▶ SHORT EXERCISE
Count every line in the entries that follow where the word "Приложение" appears, then state only the total.

▶ PROVIDED INFORMATION
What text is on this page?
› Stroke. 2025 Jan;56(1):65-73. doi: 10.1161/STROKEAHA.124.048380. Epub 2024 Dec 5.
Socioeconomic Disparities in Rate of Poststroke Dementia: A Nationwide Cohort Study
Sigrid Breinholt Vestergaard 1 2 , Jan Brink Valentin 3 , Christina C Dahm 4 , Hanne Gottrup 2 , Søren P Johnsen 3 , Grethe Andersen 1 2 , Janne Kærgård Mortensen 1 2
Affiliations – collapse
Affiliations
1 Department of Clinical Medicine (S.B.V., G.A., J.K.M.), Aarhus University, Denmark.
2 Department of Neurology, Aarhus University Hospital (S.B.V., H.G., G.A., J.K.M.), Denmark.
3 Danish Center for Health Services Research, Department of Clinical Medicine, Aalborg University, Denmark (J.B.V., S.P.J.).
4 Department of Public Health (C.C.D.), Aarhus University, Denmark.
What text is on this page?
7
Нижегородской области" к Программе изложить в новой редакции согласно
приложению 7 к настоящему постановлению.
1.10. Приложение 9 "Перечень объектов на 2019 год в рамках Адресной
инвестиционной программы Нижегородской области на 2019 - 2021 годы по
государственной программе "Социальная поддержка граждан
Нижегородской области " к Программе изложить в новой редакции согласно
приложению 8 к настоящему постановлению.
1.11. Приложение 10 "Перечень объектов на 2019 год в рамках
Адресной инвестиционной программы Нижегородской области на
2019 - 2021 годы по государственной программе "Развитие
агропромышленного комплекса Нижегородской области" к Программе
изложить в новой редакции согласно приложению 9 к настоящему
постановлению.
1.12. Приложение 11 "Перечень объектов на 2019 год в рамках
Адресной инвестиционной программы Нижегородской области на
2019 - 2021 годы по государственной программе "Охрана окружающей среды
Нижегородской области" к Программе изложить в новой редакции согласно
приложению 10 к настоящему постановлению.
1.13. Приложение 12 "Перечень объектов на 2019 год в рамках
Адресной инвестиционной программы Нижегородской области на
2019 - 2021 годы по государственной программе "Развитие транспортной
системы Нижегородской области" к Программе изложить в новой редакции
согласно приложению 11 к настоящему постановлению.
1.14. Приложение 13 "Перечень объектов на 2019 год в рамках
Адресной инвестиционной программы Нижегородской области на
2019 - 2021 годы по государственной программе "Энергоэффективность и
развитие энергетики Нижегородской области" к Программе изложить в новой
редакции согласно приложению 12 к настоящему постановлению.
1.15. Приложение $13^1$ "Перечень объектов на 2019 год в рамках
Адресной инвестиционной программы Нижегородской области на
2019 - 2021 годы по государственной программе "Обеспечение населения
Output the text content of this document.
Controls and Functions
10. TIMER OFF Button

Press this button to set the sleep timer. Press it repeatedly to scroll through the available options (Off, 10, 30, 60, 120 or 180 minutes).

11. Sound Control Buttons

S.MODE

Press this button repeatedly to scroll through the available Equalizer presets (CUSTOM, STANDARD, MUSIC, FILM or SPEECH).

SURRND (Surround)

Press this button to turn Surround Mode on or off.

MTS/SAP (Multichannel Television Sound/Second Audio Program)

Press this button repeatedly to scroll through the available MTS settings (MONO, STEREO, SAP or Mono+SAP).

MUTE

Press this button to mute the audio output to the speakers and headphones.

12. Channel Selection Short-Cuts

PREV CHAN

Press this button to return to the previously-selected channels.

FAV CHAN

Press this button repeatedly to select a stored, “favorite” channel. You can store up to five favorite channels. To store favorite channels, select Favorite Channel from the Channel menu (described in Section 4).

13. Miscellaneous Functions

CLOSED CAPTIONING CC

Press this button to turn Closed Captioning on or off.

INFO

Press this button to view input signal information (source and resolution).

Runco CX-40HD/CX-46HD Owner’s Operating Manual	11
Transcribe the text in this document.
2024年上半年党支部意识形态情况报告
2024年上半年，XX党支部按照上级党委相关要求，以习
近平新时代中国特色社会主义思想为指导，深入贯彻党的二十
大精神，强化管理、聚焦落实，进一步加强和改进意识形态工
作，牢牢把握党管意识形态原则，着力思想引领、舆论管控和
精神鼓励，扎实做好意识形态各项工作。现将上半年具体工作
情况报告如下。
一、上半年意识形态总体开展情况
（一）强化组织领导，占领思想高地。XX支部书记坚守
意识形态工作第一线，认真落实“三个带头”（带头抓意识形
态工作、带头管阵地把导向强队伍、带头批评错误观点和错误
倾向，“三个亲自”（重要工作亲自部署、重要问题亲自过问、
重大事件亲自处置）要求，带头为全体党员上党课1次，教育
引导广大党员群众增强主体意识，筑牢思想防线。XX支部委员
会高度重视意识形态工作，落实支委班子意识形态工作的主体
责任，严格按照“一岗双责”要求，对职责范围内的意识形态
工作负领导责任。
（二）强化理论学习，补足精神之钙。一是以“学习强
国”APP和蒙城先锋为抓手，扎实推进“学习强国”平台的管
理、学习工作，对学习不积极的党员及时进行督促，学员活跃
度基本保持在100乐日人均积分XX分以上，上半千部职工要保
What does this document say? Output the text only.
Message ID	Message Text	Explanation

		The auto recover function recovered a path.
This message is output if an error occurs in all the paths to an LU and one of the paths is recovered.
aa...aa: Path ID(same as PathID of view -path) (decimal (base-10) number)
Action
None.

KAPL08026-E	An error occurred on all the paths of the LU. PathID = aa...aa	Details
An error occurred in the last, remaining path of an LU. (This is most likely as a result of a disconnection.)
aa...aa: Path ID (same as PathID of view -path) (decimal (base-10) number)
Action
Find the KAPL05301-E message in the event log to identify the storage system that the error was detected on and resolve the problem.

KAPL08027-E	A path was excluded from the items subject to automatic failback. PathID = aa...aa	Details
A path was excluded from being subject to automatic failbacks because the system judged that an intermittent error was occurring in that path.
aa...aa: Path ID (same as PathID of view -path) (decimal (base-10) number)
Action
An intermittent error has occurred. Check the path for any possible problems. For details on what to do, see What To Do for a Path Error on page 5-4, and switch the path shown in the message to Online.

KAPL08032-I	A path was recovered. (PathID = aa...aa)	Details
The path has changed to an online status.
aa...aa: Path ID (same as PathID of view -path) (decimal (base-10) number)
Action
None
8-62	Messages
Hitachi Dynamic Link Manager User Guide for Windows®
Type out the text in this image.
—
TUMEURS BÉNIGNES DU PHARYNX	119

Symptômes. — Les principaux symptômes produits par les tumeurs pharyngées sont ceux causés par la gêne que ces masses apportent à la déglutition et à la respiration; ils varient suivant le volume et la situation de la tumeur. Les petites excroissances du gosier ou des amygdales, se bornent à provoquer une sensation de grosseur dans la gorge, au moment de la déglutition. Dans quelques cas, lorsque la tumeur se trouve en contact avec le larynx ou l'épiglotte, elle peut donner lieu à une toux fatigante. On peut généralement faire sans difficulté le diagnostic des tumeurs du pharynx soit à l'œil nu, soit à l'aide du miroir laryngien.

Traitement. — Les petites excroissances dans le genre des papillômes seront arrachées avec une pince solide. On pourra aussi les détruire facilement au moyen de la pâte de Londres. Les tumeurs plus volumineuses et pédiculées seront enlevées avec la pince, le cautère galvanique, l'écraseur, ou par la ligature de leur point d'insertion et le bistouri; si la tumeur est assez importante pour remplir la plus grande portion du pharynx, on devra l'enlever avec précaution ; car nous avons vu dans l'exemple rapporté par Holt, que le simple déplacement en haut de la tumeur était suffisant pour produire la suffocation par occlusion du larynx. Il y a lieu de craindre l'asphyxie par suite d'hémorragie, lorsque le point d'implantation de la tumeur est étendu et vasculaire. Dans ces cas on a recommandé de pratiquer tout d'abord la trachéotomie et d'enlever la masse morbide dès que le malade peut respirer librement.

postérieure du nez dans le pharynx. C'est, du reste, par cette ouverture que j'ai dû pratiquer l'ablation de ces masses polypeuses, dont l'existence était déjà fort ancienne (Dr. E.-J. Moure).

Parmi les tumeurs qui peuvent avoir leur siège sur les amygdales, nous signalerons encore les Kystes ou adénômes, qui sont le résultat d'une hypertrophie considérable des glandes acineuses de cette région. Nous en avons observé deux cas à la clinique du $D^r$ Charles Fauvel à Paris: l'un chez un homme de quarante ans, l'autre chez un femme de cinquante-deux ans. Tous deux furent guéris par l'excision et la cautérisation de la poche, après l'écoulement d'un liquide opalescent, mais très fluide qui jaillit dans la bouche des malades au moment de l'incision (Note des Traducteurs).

▶ THE RESPONSE
6